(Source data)
===============

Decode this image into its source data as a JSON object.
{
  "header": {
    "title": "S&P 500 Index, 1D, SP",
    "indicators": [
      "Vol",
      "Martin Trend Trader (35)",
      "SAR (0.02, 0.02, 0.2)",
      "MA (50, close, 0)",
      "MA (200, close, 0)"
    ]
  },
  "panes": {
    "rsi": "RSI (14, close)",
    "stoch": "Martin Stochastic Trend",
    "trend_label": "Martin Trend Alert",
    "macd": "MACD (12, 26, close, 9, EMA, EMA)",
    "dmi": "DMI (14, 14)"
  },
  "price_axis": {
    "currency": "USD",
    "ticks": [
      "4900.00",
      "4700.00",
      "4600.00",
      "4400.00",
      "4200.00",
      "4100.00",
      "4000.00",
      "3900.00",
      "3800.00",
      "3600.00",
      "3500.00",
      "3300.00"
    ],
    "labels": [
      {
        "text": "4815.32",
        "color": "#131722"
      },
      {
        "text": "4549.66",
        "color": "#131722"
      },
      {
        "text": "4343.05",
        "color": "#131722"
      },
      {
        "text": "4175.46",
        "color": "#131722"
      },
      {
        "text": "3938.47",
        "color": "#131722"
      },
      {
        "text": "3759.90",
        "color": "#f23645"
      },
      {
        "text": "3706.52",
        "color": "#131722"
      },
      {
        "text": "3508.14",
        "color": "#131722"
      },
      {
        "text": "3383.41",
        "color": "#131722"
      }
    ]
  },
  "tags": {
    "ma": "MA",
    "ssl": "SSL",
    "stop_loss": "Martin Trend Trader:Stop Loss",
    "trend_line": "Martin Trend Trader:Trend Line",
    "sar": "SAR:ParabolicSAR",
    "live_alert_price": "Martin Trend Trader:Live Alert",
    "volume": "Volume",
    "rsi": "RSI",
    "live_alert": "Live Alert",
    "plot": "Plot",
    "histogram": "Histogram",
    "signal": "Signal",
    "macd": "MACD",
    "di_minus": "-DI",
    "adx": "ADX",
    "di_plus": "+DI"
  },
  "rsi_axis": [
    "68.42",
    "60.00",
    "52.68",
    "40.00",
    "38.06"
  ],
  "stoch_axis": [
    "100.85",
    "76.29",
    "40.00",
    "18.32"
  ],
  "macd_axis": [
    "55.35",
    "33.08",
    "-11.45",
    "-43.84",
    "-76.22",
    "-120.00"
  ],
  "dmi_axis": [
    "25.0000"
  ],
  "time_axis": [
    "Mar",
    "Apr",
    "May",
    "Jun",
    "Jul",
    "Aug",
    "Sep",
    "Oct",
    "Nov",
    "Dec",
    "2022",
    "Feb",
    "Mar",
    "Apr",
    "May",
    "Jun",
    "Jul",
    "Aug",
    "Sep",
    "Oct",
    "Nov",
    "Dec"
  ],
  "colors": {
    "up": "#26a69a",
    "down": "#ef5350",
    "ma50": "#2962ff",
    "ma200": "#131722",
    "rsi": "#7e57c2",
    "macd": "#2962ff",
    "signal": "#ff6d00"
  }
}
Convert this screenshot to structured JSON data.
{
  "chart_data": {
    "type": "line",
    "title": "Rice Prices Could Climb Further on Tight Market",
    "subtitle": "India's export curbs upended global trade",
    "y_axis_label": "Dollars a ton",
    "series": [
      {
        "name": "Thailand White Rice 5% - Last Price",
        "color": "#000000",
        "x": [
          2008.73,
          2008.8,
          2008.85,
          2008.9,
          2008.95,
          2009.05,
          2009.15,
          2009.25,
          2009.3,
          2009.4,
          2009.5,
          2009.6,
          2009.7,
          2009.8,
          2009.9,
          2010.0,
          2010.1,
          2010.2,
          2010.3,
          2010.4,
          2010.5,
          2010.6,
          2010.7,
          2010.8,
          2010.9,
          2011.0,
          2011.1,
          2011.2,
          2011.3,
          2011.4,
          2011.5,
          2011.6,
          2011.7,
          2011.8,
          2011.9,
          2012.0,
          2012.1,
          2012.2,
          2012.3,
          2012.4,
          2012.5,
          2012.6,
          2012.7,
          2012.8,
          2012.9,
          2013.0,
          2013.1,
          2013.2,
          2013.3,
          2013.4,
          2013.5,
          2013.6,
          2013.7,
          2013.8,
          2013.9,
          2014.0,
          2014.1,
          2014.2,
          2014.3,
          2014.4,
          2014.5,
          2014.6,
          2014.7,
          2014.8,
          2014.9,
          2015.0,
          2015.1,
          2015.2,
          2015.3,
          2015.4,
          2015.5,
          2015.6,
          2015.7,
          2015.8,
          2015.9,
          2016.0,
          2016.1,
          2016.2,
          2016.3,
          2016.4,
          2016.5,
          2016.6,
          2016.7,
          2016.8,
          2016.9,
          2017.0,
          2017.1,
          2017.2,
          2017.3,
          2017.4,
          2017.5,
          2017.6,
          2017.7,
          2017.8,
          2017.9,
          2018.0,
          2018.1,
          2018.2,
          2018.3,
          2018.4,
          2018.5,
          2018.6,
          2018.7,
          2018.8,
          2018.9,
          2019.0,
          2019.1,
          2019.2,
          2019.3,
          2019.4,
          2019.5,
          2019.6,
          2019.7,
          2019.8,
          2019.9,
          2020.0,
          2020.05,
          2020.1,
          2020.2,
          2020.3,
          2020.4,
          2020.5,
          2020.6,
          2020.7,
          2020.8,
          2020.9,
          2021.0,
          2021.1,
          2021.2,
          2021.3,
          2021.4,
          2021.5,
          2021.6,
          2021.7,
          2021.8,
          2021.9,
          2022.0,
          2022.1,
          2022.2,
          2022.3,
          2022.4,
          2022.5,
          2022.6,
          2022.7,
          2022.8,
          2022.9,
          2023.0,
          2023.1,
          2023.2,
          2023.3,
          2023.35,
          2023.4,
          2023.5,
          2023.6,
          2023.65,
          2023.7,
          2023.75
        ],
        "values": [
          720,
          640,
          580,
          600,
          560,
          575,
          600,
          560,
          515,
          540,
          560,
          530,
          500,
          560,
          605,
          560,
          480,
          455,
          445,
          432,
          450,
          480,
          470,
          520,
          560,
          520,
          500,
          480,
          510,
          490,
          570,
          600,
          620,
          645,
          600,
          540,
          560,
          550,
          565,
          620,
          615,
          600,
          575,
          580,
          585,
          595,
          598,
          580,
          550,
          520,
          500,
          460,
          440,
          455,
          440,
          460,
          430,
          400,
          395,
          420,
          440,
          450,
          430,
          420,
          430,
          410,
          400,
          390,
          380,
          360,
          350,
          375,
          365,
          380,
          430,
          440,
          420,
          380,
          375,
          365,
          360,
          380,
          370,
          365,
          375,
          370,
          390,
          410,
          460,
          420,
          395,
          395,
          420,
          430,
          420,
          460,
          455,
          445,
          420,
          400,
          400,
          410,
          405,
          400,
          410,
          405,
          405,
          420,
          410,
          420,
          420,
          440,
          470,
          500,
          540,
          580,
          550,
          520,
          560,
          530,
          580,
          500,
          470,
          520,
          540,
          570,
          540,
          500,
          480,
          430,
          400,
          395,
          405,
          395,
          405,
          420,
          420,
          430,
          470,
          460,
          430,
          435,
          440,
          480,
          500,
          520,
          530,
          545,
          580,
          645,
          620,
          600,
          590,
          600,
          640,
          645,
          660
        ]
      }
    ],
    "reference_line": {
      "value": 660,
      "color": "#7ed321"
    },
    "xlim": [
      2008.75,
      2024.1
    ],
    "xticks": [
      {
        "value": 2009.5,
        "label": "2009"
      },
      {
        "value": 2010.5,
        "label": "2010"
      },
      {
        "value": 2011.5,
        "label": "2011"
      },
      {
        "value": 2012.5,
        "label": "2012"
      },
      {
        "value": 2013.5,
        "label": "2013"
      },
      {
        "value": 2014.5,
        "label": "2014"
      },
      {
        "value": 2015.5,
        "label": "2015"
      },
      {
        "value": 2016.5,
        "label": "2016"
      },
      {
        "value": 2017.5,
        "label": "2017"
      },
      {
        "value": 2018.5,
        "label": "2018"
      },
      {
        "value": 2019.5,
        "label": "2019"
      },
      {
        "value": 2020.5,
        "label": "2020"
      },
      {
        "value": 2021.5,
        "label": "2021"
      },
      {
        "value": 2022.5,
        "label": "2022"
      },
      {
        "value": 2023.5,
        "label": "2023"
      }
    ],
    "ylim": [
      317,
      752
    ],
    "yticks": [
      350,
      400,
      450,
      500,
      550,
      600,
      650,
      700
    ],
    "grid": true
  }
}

===============

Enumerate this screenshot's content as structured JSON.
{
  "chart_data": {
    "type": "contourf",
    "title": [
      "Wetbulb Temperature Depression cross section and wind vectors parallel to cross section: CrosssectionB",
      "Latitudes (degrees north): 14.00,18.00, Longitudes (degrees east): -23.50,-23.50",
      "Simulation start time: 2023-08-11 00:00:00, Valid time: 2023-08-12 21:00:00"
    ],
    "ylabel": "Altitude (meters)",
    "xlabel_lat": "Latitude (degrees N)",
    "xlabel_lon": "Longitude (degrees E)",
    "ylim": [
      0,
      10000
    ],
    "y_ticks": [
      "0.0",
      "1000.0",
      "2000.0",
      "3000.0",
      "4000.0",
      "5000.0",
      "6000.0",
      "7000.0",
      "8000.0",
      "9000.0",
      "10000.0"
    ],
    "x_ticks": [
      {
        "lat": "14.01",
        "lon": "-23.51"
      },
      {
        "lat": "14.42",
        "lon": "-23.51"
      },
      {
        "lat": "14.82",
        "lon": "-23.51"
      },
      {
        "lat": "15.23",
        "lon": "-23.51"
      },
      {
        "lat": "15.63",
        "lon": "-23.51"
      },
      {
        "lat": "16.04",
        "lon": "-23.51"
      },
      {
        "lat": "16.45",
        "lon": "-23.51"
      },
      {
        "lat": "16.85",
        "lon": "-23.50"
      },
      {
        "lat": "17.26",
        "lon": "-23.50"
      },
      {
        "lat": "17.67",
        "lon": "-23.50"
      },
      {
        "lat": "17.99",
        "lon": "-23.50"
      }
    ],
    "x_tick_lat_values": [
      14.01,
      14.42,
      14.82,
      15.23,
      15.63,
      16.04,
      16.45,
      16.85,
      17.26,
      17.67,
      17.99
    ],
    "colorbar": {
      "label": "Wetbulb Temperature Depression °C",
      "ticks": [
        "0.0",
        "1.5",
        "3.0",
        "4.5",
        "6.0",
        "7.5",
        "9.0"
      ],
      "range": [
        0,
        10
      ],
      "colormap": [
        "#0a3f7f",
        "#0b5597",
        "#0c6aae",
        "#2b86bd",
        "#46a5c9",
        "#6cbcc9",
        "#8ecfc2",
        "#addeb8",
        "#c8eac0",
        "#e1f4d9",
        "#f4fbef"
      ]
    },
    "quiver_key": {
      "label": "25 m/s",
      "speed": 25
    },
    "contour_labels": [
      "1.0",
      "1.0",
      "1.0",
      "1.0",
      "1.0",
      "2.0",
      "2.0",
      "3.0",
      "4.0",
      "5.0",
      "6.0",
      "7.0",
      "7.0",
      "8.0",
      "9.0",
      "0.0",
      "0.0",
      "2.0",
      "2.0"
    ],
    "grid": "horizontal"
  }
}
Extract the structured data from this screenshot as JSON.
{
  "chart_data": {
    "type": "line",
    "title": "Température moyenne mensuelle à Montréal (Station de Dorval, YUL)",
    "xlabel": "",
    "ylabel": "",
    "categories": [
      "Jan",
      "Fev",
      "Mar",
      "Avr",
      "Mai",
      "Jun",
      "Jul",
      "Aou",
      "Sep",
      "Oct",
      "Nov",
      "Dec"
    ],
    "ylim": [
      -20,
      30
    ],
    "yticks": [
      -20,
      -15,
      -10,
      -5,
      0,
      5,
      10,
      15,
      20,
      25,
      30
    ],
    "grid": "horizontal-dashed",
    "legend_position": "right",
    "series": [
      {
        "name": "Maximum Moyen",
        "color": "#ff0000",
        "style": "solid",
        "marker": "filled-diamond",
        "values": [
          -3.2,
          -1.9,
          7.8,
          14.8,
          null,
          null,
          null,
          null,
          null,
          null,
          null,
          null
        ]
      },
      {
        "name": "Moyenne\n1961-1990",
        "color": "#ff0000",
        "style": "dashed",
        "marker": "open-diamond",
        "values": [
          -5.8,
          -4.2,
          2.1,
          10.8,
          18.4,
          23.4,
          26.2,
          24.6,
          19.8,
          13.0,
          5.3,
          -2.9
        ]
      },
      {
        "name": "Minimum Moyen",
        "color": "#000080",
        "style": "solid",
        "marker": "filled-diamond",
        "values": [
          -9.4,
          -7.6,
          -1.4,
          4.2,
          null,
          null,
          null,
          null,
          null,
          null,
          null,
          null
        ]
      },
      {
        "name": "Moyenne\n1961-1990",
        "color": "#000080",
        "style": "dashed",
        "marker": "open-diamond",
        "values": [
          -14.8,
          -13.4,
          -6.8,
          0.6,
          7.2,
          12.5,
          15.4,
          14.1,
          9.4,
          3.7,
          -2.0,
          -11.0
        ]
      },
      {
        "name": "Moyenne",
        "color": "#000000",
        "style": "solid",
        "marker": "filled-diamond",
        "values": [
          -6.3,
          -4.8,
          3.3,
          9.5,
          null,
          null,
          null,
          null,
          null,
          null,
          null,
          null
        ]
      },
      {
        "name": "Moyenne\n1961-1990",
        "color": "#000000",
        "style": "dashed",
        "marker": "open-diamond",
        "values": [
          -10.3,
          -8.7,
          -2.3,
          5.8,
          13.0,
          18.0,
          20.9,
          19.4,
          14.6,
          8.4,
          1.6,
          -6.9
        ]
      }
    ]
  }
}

===============

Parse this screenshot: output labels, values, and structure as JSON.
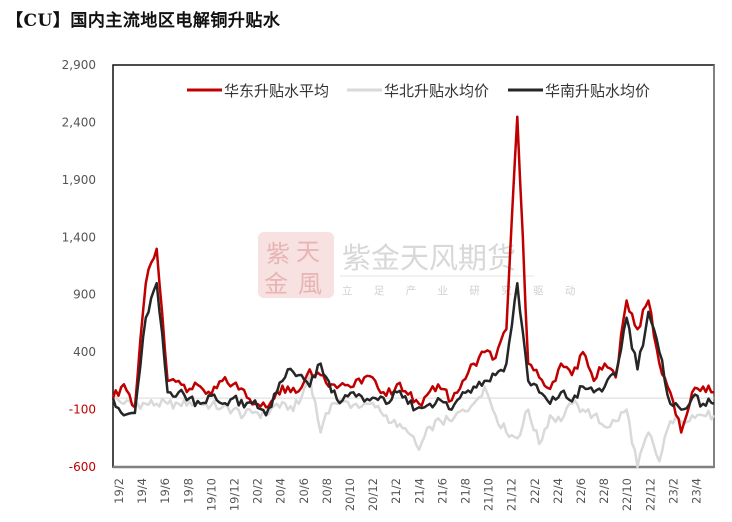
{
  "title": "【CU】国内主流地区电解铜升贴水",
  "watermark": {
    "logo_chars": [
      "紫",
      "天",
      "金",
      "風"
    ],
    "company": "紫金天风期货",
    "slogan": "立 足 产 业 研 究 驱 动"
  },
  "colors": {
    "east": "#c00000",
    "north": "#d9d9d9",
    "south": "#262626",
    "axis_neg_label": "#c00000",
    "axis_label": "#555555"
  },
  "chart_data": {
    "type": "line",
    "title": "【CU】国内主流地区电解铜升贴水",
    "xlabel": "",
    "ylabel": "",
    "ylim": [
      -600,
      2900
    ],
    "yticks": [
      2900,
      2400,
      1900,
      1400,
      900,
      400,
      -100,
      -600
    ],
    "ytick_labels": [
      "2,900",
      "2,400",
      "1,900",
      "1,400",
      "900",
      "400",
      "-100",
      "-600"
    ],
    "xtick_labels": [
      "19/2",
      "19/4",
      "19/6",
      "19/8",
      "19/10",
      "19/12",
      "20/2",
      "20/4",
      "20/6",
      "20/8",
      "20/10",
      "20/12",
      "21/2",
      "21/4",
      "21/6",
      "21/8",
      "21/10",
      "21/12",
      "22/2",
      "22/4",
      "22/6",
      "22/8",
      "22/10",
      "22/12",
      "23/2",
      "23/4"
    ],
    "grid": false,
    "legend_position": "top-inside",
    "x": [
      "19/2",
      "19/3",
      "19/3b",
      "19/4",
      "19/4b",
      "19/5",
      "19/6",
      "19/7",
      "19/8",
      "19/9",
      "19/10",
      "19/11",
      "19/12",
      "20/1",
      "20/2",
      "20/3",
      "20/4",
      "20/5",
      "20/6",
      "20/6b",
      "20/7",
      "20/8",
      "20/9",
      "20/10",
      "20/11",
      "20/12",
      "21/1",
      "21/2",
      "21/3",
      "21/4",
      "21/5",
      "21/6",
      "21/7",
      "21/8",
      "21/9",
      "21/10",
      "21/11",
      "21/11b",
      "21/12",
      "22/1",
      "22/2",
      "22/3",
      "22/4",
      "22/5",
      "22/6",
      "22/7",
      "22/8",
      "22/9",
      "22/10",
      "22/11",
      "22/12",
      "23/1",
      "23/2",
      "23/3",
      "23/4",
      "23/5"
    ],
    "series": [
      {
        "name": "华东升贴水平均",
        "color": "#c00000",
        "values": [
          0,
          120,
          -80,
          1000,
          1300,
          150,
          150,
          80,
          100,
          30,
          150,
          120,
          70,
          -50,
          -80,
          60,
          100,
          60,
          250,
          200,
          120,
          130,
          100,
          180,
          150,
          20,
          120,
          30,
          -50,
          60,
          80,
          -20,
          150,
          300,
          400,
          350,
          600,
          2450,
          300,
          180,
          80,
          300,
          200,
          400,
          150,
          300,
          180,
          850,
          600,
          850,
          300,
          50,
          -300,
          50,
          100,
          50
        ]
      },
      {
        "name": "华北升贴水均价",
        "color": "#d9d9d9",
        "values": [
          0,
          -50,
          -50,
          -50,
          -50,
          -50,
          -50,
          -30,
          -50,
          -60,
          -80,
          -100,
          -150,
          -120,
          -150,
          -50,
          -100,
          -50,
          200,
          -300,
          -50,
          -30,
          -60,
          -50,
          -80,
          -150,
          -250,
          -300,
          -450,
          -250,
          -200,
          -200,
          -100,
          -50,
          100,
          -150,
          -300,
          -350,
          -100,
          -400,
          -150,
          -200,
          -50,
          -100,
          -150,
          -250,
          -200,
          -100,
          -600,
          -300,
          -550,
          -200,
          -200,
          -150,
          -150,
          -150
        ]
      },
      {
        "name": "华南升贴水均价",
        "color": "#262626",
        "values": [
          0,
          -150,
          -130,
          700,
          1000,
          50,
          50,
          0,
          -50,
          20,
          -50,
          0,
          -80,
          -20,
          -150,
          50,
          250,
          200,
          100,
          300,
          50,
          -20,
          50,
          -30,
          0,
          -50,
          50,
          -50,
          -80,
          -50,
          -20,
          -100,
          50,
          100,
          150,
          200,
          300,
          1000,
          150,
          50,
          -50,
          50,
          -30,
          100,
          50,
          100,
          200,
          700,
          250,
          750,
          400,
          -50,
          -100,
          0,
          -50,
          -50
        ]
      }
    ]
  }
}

===============

### [Given instruction]
In the listing above, locate each line with "Temperature" and copy it.

### [Solved problem]
      "Wetbulb Temperature Depression cross section and wind vectors parallel to cross section: CrosssectionB",
      "label": "Wetbulb Temperature Depression °C",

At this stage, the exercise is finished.